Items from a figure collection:
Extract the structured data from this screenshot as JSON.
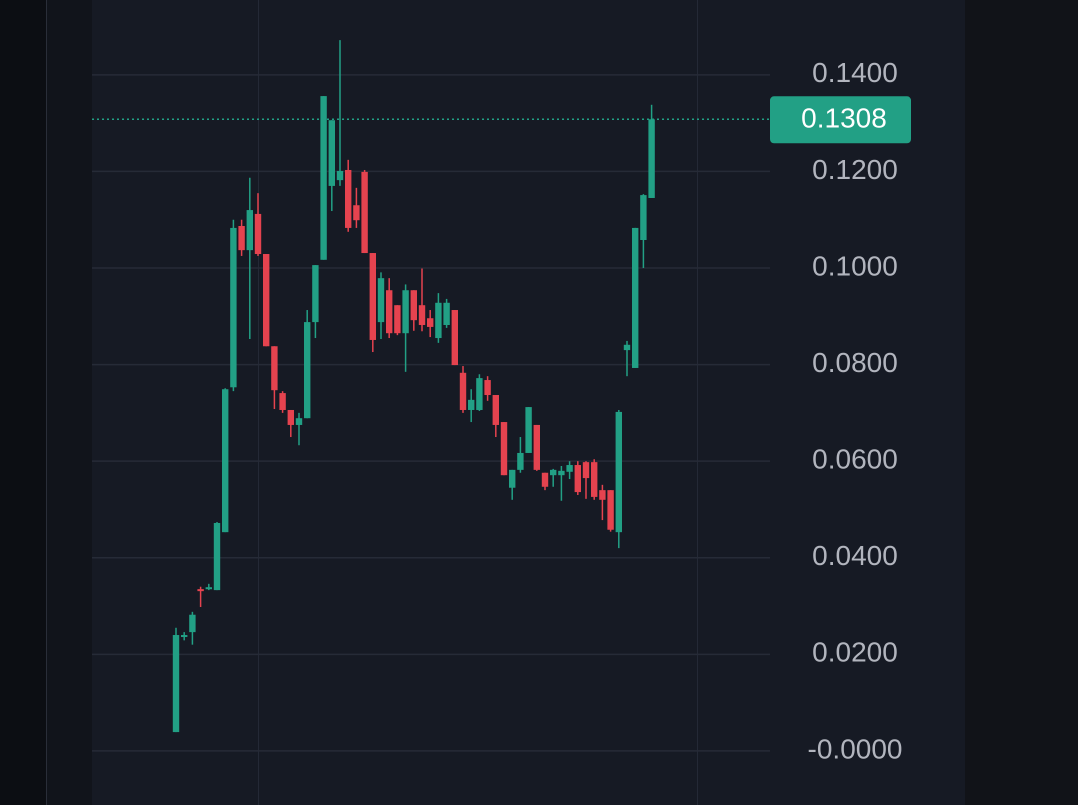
{
  "chart_data": {
    "type": "candlestick",
    "open": [
      0.0039,
      0.0236,
      0.0246,
      0.0335,
      0.0337,
      0.0333,
      0.0453,
      0.0753,
      0.1087,
      0.1037,
      0.1112,
      0.1029,
      0.0838,
      0.0741,
      0.0706,
      0.0675,
      0.0689,
      0.0888,
      0.1017,
      0.117,
      0.1182,
      0.1203,
      0.113,
      0.1199,
      0.1031,
      0.0888,
      0.0954,
      0.0923,
      0.0865,
      0.0954,
      0.0923,
      0.0896,
      0.0855,
      0.0882,
      0.0913,
      0.0783,
      0.0706,
      0.0706,
      0.0768,
      0.0737,
      0.0681,
      0.0545,
      0.0582,
      0.0617,
      0.0675,
      0.0576,
      0.0571,
      0.0571,
      0.0578,
      0.0592,
      0.0598,
      0.0598,
      0.054,
      0.054,
      0.0453,
      0.083,
      0.0793,
      0.1058,
      0.1145
    ],
    "high": [
      0.0255,
      0.0246,
      0.0288,
      0.034,
      0.0346,
      0.0474,
      0.0751,
      0.11,
      0.11,
      0.1187,
      0.1155,
      0.1029,
      0.0838,
      0.0745,
      0.0706,
      0.07,
      0.0913,
      0.1006,
      0.1356,
      0.1306,
      0.1472,
      0.1224,
      0.1166,
      0.1203,
      0.1031,
      0.0991,
      0.0979,
      0.0923,
      0.0966,
      0.0954,
      0.0999,
      0.0913,
      0.0948,
      0.0936,
      0.0913,
      0.0797,
      0.0749,
      0.078,
      0.0776,
      0.0737,
      0.0681,
      0.0582,
      0.065,
      0.0712,
      0.0675,
      0.0576,
      0.0584,
      0.059,
      0.06,
      0.06,
      0.06,
      0.0604,
      0.0551,
      0.054,
      0.0706,
      0.0849,
      0.1083,
      0.1153,
      0.1338
    ],
    "low": [
      0.0039,
      0.0229,
      0.022,
      0.0298,
      0.0333,
      0.0333,
      0.0453,
      0.0745,
      0.1025,
      0.0853,
      0.1025,
      0.0838,
      0.0708,
      0.07,
      0.065,
      0.0633,
      0.0689,
      0.0855,
      0.1017,
      0.1118,
      0.117,
      0.1075,
      0.1083,
      0.1031,
      0.0826,
      0.0853,
      0.0855,
      0.0861,
      0.0785,
      0.087,
      0.0869,
      0.0857,
      0.0845,
      0.0876,
      0.0799,
      0.07,
      0.0681,
      0.0704,
      0.0725,
      0.065,
      0.0571,
      0.052,
      0.0576,
      0.0617,
      0.058,
      0.054,
      0.0547,
      0.0518,
      0.0563,
      0.053,
      0.0522,
      0.052,
      0.0478,
      0.0454,
      0.042,
      0.0776,
      0.0793,
      0.1,
      0.1145
    ],
    "close": [
      0.024,
      0.024,
      0.0282,
      0.0333,
      0.0339,
      0.0472,
      0.0749,
      0.1083,
      0.1037,
      0.112,
      0.1029,
      0.0838,
      0.0747,
      0.0706,
      0.0675,
      0.0689,
      0.0888,
      0.1006,
      0.1356,
      0.1306,
      0.1201,
      0.1083,
      0.1099,
      0.1031,
      0.0851,
      0.0979,
      0.0865,
      0.0865,
      0.0954,
      0.0892,
      0.0882,
      0.0878,
      0.0928,
      0.0928,
      0.0799,
      0.0706,
      0.0727,
      0.0772,
      0.0737,
      0.0675,
      0.0571,
      0.0582,
      0.0617,
      0.0712,
      0.0582,
      0.0547,
      0.0582,
      0.058,
      0.0592,
      0.0536,
      0.0565,
      0.0526,
      0.052,
      0.0458,
      0.0702,
      0.0841,
      0.1083,
      0.1151,
      0.1308
    ],
    "up_color": "#22a085",
    "down_color": "#e5434f",
    "last_price": 0.1308,
    "ylim": [
      -0.0112,
      0.1555
    ],
    "yticks": [
      {
        "value": 0,
        "label": "-0.0000"
      },
      {
        "value": 0.02,
        "label": "0.0200"
      },
      {
        "value": 0.04,
        "label": "0.0400"
      },
      {
        "value": 0.06,
        "label": "0.0600"
      },
      {
        "value": 0.08,
        "label": "0.0800"
      },
      {
        "value": 0.1,
        "label": "0.1000"
      },
      {
        "value": 0.12,
        "label": "0.1200"
      },
      {
        "value": 0.14,
        "label": "0.1400"
      }
    ],
    "grid": true
  }
}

Problem
Look through the material and copy each line that has "label".

Full output
        "label": "-0.0000"
        "label": "0.0200"
        "label": "0.0400"
        "label": "0.0600"
        "label": "0.0800"
        "label": "0.1000"
        "label": "0.1200"
        "label": "0.1400"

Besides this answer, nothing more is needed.